[Exercise description]: Wherever a line holds the word "特記入力業務業者登録", copy that line out.
-- Begin Material provided --
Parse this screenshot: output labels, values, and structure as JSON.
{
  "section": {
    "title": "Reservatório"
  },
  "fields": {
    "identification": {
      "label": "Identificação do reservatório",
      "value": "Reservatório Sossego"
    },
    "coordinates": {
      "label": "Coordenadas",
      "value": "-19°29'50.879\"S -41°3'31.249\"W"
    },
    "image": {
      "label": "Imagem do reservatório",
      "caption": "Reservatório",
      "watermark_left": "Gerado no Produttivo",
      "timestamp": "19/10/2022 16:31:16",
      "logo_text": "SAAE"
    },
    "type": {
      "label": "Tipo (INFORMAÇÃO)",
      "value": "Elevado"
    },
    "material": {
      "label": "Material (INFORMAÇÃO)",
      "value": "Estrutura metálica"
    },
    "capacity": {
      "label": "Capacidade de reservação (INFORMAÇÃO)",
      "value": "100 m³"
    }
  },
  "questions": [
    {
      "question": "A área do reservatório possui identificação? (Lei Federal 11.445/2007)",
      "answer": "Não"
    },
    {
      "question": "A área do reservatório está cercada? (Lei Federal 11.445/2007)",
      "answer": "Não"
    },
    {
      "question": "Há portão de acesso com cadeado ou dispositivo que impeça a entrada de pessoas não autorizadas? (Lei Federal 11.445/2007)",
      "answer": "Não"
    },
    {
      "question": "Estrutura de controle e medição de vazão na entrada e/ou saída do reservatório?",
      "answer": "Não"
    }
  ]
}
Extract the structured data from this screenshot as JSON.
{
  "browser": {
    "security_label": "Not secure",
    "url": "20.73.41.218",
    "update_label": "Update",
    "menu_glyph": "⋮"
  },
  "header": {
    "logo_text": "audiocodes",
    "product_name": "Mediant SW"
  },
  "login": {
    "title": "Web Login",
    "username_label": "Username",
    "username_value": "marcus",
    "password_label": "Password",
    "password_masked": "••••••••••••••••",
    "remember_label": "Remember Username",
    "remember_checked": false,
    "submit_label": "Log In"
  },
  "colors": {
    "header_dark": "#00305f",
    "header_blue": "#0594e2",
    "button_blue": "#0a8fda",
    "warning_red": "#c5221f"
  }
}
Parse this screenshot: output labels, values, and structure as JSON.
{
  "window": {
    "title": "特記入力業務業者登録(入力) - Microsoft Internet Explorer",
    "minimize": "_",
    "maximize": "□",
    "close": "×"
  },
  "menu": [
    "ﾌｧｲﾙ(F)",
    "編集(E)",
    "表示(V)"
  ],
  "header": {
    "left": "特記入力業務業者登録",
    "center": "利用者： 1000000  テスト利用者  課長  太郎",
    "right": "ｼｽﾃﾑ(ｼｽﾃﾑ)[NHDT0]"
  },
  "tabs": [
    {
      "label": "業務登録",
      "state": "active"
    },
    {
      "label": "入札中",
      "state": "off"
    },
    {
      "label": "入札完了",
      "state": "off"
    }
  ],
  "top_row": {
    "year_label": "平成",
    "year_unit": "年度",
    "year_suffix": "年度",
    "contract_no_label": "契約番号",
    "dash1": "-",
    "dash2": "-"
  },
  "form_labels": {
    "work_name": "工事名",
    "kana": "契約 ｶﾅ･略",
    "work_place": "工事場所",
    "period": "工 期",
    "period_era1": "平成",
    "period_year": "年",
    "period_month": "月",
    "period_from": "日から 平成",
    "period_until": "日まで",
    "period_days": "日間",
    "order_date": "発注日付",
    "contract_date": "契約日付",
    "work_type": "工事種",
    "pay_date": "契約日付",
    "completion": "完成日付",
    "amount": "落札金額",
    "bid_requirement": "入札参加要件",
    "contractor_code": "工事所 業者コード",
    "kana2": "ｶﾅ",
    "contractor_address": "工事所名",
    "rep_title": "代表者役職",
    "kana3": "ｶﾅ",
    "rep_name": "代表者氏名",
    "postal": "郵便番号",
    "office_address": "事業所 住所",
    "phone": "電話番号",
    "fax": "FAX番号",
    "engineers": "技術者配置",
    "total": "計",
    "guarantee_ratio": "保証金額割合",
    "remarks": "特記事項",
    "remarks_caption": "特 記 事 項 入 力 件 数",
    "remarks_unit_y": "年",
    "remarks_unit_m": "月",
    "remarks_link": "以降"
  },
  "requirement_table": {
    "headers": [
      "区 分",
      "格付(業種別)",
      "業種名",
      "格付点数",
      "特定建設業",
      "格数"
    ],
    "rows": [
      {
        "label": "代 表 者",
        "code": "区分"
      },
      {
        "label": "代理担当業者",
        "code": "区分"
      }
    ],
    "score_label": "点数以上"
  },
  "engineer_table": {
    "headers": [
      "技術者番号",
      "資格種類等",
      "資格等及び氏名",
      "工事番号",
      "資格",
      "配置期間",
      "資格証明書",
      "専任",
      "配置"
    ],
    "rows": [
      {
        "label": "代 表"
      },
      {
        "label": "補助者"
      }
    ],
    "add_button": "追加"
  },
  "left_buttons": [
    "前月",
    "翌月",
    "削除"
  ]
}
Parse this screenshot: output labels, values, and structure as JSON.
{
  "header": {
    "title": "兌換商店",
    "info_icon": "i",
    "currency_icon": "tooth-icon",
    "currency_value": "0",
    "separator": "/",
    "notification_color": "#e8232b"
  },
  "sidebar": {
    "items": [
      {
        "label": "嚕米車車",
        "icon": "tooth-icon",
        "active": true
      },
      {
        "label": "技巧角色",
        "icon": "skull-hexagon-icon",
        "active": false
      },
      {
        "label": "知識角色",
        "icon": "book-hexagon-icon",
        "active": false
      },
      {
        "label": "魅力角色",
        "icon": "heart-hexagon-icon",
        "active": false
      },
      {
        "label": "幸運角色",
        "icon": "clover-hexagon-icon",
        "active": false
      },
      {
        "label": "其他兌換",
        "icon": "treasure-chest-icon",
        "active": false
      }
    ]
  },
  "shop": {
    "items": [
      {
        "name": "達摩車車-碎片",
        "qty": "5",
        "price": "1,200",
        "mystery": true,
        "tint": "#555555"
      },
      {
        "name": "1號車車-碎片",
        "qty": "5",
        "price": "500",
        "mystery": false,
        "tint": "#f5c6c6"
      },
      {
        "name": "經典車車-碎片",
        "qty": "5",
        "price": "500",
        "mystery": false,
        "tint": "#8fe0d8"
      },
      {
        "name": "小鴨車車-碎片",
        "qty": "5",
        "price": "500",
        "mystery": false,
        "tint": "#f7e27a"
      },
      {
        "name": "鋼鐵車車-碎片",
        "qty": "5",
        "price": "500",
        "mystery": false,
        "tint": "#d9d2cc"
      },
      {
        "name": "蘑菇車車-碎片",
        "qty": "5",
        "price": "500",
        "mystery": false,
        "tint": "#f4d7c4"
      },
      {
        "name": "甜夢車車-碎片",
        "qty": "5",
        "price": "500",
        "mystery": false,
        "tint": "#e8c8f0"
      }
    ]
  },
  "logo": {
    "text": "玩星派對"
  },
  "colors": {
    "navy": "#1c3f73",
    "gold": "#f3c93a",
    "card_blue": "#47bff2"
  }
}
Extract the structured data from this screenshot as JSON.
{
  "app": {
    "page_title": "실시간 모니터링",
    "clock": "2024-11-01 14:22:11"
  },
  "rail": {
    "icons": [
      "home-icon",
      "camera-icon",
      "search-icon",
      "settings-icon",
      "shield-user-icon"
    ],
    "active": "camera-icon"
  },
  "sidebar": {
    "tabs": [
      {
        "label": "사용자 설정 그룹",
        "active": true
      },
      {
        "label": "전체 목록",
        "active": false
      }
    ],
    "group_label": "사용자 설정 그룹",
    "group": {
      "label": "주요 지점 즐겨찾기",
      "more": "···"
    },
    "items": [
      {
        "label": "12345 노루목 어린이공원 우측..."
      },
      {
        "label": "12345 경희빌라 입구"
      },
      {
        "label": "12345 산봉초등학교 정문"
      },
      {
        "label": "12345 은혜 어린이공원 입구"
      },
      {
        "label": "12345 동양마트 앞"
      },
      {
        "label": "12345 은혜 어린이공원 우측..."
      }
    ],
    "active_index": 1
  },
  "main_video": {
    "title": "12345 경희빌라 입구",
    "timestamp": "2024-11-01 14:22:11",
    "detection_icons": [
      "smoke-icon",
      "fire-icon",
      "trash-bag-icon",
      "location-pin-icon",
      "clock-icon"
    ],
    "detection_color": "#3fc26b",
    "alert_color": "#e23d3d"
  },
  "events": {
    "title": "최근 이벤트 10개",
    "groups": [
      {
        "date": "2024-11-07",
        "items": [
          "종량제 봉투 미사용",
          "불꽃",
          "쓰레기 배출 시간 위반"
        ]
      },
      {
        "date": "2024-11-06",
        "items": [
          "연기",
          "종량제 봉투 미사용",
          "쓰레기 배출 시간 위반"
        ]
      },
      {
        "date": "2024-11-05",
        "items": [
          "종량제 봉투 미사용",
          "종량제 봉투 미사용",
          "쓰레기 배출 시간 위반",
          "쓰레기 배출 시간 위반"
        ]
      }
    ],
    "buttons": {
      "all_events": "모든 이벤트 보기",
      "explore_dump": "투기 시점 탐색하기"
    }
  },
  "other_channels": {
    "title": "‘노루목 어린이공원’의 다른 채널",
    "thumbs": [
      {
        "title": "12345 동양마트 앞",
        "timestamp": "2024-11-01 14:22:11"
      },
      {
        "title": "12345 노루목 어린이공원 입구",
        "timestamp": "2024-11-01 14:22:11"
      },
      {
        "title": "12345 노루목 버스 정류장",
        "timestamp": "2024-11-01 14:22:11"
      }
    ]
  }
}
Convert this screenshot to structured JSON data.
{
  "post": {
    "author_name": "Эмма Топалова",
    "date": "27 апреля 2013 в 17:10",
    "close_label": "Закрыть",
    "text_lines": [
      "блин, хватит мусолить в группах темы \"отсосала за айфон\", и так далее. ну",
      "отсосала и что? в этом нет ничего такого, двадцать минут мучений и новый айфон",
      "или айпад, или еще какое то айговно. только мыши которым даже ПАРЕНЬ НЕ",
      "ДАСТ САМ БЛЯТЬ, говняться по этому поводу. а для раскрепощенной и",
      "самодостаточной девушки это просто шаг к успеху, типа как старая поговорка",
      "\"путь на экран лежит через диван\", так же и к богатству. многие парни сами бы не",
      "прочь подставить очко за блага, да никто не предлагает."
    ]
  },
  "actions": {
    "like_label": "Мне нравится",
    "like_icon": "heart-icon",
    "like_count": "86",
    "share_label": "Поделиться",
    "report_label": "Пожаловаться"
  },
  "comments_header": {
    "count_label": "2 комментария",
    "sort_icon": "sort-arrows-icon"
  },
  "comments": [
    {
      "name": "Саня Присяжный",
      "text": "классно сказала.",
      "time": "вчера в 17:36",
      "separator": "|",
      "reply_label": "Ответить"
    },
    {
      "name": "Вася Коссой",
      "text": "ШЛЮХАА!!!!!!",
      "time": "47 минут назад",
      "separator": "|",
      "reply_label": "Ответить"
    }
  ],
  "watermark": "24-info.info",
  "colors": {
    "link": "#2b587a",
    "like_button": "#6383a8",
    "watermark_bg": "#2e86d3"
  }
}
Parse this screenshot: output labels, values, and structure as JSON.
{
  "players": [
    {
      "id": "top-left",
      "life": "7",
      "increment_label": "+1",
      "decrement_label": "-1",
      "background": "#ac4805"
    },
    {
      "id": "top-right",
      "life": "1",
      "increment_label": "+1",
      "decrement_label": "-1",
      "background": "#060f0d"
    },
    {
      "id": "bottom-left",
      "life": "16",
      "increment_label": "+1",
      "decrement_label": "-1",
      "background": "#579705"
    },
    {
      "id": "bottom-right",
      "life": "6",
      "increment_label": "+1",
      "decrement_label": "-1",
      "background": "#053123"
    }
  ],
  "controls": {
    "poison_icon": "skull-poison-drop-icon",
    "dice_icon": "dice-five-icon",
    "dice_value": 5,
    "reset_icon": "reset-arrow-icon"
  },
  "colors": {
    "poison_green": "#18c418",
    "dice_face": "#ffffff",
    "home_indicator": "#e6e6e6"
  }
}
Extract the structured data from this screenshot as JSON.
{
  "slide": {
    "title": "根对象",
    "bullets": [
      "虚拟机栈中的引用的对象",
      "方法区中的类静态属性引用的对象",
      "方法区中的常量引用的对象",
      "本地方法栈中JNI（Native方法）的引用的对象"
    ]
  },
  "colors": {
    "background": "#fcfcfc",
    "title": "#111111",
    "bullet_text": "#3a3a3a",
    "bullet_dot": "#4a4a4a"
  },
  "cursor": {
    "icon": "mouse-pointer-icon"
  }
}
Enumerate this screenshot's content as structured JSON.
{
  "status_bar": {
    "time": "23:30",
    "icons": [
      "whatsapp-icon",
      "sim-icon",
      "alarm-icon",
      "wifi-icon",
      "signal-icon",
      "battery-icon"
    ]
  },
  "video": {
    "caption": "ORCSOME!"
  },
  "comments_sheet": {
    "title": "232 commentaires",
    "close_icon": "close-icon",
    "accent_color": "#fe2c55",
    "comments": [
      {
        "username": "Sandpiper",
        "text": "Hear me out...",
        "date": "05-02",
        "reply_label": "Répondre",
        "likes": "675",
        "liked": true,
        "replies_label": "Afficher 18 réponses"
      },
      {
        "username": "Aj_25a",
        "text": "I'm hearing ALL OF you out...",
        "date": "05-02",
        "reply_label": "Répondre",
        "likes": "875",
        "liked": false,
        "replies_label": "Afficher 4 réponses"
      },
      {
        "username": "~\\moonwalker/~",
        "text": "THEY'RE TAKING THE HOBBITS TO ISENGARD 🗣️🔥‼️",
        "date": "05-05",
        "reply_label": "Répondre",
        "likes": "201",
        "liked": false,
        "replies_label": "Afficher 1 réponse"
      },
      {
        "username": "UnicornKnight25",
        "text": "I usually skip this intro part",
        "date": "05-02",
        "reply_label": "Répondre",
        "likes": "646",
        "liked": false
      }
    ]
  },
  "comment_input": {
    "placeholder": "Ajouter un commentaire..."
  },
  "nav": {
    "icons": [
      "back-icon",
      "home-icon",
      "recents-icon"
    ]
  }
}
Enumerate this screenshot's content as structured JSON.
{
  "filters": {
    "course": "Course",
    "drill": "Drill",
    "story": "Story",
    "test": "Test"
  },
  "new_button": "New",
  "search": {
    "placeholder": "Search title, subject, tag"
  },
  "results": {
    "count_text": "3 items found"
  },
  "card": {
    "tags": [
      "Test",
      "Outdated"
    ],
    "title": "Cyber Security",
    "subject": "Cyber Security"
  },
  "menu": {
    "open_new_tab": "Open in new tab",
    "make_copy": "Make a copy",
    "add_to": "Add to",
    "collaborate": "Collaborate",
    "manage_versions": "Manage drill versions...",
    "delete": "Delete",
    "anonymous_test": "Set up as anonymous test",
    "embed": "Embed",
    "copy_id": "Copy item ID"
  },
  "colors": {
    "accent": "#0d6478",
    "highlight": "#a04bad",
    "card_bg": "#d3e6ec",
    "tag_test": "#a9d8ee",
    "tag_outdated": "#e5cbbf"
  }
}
-- End Material provided --
[Response]:
    "title": "特記入力業務業者登録(入力) - Microsoft Internet Explorer",
    "left": "特記入力業務業者登録",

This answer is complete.